*Your objective*: Write out the records beneath this line exactly as they appear, minus any images.
— Start Provided entries —
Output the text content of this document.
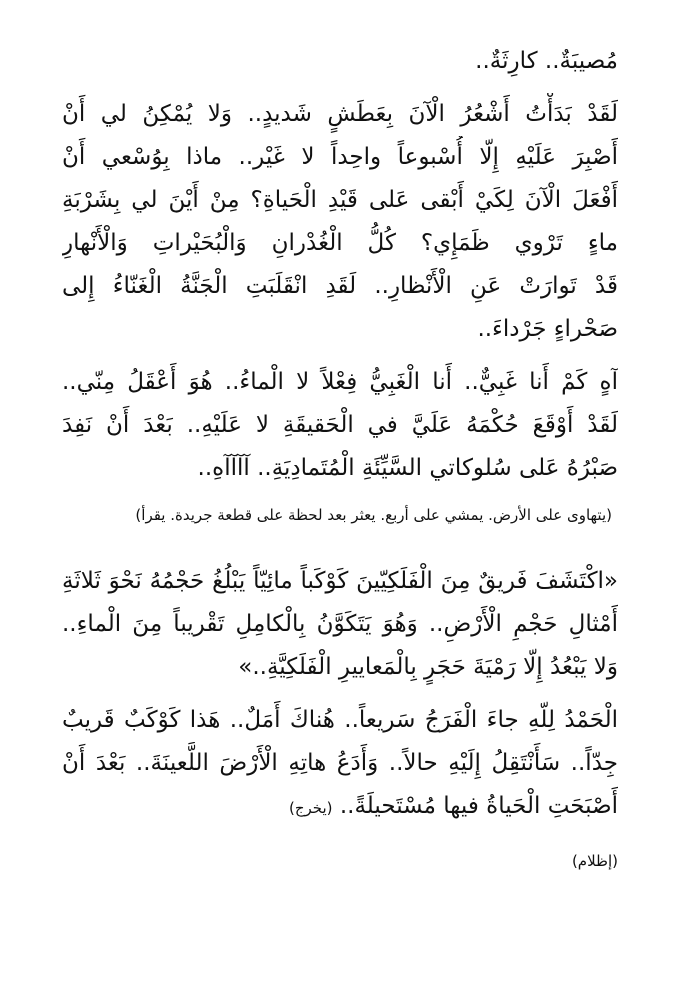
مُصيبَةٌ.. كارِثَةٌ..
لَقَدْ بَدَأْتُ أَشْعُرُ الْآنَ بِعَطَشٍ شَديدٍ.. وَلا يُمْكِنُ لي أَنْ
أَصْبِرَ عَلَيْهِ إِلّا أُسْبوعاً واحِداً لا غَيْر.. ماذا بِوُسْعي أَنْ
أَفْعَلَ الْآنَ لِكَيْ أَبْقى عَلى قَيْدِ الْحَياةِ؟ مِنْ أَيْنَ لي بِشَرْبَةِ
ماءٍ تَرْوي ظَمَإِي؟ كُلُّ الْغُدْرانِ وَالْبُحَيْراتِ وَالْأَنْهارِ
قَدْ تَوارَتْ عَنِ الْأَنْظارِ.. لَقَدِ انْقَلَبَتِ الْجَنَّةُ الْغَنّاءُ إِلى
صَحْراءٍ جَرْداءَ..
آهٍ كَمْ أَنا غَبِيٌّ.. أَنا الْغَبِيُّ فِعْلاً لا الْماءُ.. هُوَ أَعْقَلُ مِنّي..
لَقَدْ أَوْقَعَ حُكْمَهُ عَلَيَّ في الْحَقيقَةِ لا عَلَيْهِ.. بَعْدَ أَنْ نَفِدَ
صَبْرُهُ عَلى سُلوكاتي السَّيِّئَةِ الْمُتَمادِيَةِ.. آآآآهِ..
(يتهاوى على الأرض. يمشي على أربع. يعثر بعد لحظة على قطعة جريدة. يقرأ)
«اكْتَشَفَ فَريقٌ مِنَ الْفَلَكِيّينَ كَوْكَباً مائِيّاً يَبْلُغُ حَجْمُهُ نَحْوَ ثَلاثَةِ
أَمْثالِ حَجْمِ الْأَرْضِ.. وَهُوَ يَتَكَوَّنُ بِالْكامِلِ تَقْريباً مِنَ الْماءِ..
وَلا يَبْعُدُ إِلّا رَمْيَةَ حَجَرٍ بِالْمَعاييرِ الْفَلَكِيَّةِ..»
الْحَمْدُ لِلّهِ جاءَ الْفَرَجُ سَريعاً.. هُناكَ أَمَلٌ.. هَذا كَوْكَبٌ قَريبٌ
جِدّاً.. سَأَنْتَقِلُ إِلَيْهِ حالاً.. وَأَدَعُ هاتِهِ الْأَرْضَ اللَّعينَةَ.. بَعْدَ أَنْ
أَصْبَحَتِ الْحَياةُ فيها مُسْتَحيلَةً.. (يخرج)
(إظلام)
— End Provided entries —
*Answer to the exercise*:
Output the text content of this document.
مُصيبَةٌ.. كارِثَةٌ..
لَقَدْ بَدَأْتُ أَشْعُرُ الْآنَ بِعَطَشٍ شَديدٍ.. وَلا يُمْكِنُ لي أَنْ
أَصْبِرَ عَلَيْهِ إِلّا أُسْبوعاً واحِداً لا غَيْر.. ماذا بِوُسْعي أَنْ
أَفْعَلَ الْآنَ لِكَيْ أَبْقى عَلى قَيْدِ الْحَياةِ؟ مِنْ أَيْنَ لي بِشَرْبَةِ
ماءٍ تَرْوي ظَمَإِي؟ كُلُّ الْغُدْرانِ وَالْبُحَيْراتِ وَالْأَنْهارِ
قَدْ تَوارَتْ عَنِ الْأَنْظارِ.. لَقَدِ انْقَلَبَتِ الْجَنَّةُ الْغَنّاءُ إِلى
صَحْراءٍ جَرْداءَ..
آهٍ كَمْ أَنا غَبِيٌّ.. أَنا الْغَبِيُّ فِعْلاً لا الْماءُ.. هُوَ أَعْقَلُ مِنّي..
لَقَدْ أَوْقَعَ حُكْمَهُ عَلَيَّ في الْحَقيقَةِ لا عَلَيْهِ.. بَعْدَ أَنْ نَفِدَ
صَبْرُهُ عَلى سُلوكاتي السَّيِّئَةِ الْمُتَمادِيَةِ.. آآآآهِ..
(يتهاوى على الأرض. يمشي على أربع. يعثر بعد لحظة على قطعة جريدة. يقرأ)
«اكْتَشَفَ فَريقٌ مِنَ الْفَلَكِيّينَ كَوْكَباً مائِيّاً يَبْلُغُ حَجْمُهُ نَحْوَ ثَلاثَةِ
أَمْثالِ حَجْمِ الْأَرْضِ.. وَهُوَ يَتَكَوَّنُ بِالْكامِلِ تَقْريباً مِنَ الْماءِ..
وَلا يَبْعُدُ إِلّا رَمْيَةَ حَجَرٍ بِالْمَعاييرِ الْفَلَكِيَّةِ..»
الْحَمْدُ لِلّهِ جاءَ الْفَرَجُ سَريعاً.. هُناكَ أَمَلٌ.. هَذا كَوْكَبٌ قَريبٌ
جِدّاً.. سَأَنْتَقِلُ إِلَيْهِ حالاً.. وَأَدَعُ هاتِهِ الْأَرْضَ اللَّعينَةَ.. بَعْدَ أَنْ
أَصْبَحَتِ الْحَياةُ فيها مُسْتَحيلَةً.. (يخرج)
(إظلام)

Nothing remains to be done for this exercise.